## Written exercise
Could you print every record below exactly as it appears?

Records from a collection of figures:
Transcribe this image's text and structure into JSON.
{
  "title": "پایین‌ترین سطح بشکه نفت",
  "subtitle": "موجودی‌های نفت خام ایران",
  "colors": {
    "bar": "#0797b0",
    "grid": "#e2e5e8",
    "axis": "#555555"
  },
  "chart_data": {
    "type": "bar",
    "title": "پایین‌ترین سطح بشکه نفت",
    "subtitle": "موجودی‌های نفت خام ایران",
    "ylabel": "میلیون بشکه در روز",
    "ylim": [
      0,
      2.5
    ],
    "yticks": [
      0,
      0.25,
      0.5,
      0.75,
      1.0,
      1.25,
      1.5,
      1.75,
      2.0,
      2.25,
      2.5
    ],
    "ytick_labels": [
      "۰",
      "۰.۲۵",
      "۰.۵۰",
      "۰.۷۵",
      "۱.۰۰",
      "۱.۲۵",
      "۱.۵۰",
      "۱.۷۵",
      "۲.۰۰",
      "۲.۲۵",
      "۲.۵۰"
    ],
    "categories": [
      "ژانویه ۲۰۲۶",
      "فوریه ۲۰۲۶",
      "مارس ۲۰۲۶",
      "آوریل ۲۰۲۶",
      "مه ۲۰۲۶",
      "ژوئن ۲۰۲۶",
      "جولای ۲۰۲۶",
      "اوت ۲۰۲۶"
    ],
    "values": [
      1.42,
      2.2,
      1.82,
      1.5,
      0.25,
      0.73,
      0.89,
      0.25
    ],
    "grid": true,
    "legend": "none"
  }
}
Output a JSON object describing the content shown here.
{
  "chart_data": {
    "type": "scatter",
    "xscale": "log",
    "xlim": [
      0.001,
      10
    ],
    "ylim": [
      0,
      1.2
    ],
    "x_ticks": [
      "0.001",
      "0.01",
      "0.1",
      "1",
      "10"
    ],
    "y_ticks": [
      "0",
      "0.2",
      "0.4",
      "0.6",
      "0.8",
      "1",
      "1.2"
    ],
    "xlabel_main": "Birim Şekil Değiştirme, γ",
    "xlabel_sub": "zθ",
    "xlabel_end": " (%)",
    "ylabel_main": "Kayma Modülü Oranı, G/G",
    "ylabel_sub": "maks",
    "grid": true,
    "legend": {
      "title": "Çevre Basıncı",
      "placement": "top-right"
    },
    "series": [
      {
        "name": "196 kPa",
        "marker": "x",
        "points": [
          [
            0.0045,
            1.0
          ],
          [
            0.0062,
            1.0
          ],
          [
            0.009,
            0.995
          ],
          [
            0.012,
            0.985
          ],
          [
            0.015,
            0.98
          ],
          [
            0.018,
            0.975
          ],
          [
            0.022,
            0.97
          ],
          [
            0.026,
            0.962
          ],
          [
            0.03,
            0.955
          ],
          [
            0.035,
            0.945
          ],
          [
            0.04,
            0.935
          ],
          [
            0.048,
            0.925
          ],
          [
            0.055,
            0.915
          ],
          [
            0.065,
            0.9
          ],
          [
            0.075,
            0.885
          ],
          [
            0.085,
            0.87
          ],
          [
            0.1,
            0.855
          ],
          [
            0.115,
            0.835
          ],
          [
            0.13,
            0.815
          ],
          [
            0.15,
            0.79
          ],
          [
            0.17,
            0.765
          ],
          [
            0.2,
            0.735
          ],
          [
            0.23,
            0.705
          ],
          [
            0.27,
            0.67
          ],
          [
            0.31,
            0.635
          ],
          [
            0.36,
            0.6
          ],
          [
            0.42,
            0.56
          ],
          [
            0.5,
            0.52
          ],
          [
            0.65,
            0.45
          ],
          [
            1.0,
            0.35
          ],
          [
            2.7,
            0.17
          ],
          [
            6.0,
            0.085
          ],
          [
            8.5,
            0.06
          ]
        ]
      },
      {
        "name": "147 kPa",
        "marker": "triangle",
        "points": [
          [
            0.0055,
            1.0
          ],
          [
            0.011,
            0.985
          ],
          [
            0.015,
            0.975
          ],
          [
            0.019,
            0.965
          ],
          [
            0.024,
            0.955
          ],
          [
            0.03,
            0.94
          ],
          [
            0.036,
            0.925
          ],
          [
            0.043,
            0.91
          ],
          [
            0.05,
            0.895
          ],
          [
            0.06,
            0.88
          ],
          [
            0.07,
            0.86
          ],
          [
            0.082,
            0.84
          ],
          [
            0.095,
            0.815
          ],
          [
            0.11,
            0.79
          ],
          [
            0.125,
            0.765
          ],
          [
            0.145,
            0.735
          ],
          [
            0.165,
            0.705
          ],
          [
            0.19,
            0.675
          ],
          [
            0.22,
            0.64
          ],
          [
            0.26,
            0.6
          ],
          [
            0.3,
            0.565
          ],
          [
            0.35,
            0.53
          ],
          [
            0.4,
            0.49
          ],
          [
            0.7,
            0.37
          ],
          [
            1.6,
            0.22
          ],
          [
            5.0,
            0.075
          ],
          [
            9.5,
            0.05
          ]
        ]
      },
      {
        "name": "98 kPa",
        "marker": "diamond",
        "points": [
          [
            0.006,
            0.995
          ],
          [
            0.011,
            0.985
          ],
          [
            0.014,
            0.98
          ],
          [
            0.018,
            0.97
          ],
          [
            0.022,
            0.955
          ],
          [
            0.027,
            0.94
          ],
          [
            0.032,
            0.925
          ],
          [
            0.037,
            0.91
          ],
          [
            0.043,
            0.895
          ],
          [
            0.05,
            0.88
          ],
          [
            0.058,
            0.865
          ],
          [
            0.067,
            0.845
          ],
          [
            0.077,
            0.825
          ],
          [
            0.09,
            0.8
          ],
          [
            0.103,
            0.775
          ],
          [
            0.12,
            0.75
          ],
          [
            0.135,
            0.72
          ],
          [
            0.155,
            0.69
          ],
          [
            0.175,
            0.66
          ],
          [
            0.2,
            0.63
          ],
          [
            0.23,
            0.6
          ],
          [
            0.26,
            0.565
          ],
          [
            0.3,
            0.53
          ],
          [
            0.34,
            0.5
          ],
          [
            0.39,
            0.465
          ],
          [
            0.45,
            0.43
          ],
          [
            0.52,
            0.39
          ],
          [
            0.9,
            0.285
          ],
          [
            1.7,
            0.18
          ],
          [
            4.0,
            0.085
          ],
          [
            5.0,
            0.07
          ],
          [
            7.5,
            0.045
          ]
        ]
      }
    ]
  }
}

## Finished answer
Transcribe this image's text and structure into JSON.
{
  "title": "پایین‌ترین سطح بشکه نفت",
  "subtitle": "موجودی‌های نفت خام ایران",
  "colors": {
    "bar": "#0797b0",
    "grid": "#e2e5e8",
    "axis": "#555555"
  },
  "chart_data": {
    "type": "bar",
    "title": "پایین‌ترین سطح بشکه نفت",
    "subtitle": "موجودی‌های نفت خام ایران",
    "ylabel": "میلیون بشکه در روز",
    "ylim": [
      0,
      2.5
    ],
    "yticks": [
      0,
      0.25,
      0.5,
      0.75,
      1.0,
      1.25,
      1.5,
      1.75,
      2.0,
      2.25,
      2.5
    ],
    "ytick_labels": [
      "۰",
      "۰.۲۵",
      "۰.۵۰",
      "۰.۷۵",
      "۱.۰۰",
      "۱.۲۵",
      "۱.۵۰",
      "۱.۷۵",
      "۲.۰۰",
      "۲.۲۵",
      "۲.۵۰"
    ],
    "categories": [
      "ژانویه ۲۰۲۶",
      "فوریه ۲۰۲۶",
      "مارس ۲۰۲۶",
      "آوریل ۲۰۲۶",
      "مه ۲۰۲۶",
      "ژوئن ۲۰۲۶",
      "جولای ۲۰۲۶",
      "اوت ۲۰۲۶"
    ],
    "values": [
      1.42,
      2.2,
      1.82,
      1.5,
      0.25,
      0.73,
      0.89,
      0.25
    ],
    "grid": true,
    "legend": "none"
  }
}
Output a JSON object describing the content shown here.
{
  "chart_data": {
    "type": "scatter",
    "xscale": "log",
    "xlim": [
      0.001,
      10
    ],
    "ylim": [
      0,
      1.2
    ],
    "x_ticks": [
      "0.001",
      "0.01",
      "0.1",
      "1",
      "10"
    ],
    "y_ticks": [
      "0",
      "0.2",
      "0.4",
      "0.6",
      "0.8",
      "1",
      "1.2"
    ],
    "xlabel_main": "Birim Şekil Değiştirme, γ",
    "xlabel_sub": "zθ",
    "xlabel_end": " (%)",
    "ylabel_main": "Kayma Modülü Oranı, G/G",
    "ylabel_sub": "maks",
    "grid": true,
    "legend": {
      "title": "Çevre Basıncı",
      "placement": "top-right"
    },
    "series": [
      {
        "name": "196 kPa",
        "marker": "x",
        "points": [
          [
            0.0045,
            1.0
          ],
          [
            0.0062,
            1.0
          ],
          [
            0.009,
            0.995
          ],
          [
            0.012,
            0.985
          ],
          [
            0.015,
            0.98
          ],
          [
            0.018,
            0.975
          ],
          [
            0.022,
            0.97
          ],
          [
            0.026,
            0.962
          ],
          [
            0.03,
            0.955
          ],
          [
            0.035,
            0.945
          ],
          [
            0.04,
            0.935
          ],
          [
            0.048,
            0.925
          ],
          [
            0.055,
            0.915
          ],
          [
            0.065,
            0.9
          ],
          [
            0.075,
            0.885
          ],
          [
            0.085,
            0.87
          ],
          [
            0.1,
            0.855
          ],
          [
            0.115,
            0.835
          ],
          [
            0.13,
            0.815
          ],
          [
            0.15,
            0.79
          ],
          [
            0.17,
            0.765
          ],
          [
            0.2,
            0.735
          ],
          [
            0.23,
            0.705
          ],
          [
            0.27,
            0.67
          ],
          [
            0.31,
            0.635
          ],
          [
            0.36,
            0.6
          ],
          [
            0.42,
            0.56
          ],
          [
            0.5,
            0.52
          ],
          [
            0.65,
            0.45
          ],
          [
            1.0,
            0.35
          ],
          [
            2.7,
            0.17
          ],
          [
            6.0,
            0.085
          ],
          [
            8.5,
            0.06
          ]
        ]
      },
      {
        "name": "147 kPa",
        "marker": "triangle",
        "points": [
          [
            0.0055,
            1.0
          ],
          [
            0.011,
            0.985
          ],
          [
            0.015,
            0.975
          ],
          [
            0.019,
            0.965
          ],
          [
            0.024,
            0.955
          ],
          [
            0.03,
            0.94
          ],
          [
            0.036,
            0.925
          ],
          [
            0.043,
            0.91
          ],
          [
            0.05,
            0.895
          ],
          [
            0.06,
            0.88
          ],
          [
            0.07,
            0.86
          ],
          [
            0.082,
            0.84
          ],
          [
            0.095,
            0.815
          ],
          [
            0.11,
            0.79
          ],
          [
            0.125,
            0.765
          ],
          [
            0.145,
            0.735
          ],
          [
            0.165,
            0.705
          ],
          [
            0.19,
            0.675
          ],
          [
            0.22,
            0.64
          ],
          [
            0.26,
            0.6
          ],
          [
            0.3,
            0.565
          ],
          [
            0.35,
            0.53
          ],
          [
            0.4,
            0.49
          ],
          [
            0.7,
            0.37
          ],
          [
            1.6,
            0.22
          ],
          [
            5.0,
            0.075
          ],
          [
            9.5,
            0.05
          ]
        ]
      },
      {
        "name": "98 kPa",
        "marker": "diamond",
        "points": [
          [
            0.006,
            0.995
          ],
          [
            0.011,
            0.985
          ],
          [
            0.014,
            0.98
          ],
          [
            0.018,
            0.97
          ],
          [
            0.022,
            0.955
          ],
          [
            0.027,
            0.94
          ],
          [
            0.032,
            0.925
          ],
          [
            0.037,
            0.91
          ],
          [
            0.043,
            0.895
          ],
          [
            0.05,
            0.88
          ],
          [
            0.058,
            0.865
          ],
          [
            0.067,
            0.845
          ],
          [
            0.077,
            0.825
          ],
          [
            0.09,
            0.8
          ],
          [
            0.103,
            0.775
          ],
          [
            0.12,
            0.75
          ],
          [
            0.135,
            0.72
          ],
          [
            0.155,
            0.69
          ],
          [
            0.175,
            0.66
          ],
          [
            0.2,
            0.63
          ],
          [
            0.23,
            0.6
          ],
          [
            0.26,
            0.565
          ],
          [
            0.3,
            0.53
          ],
          [
            0.34,
            0.5
          ],
          [
            0.39,
            0.465
          ],
          [
            0.45,
            0.43
          ],
          [
            0.52,
            0.39
          ],
          [
            0.9,
            0.285
          ],
          [
            1.7,
            0.18
          ],
          [
            4.0,
            0.085
          ],
          [
            5.0,
            0.07
          ],
          [
            7.5,
            0.045
          ]
        ]
      }
    ]
  }
}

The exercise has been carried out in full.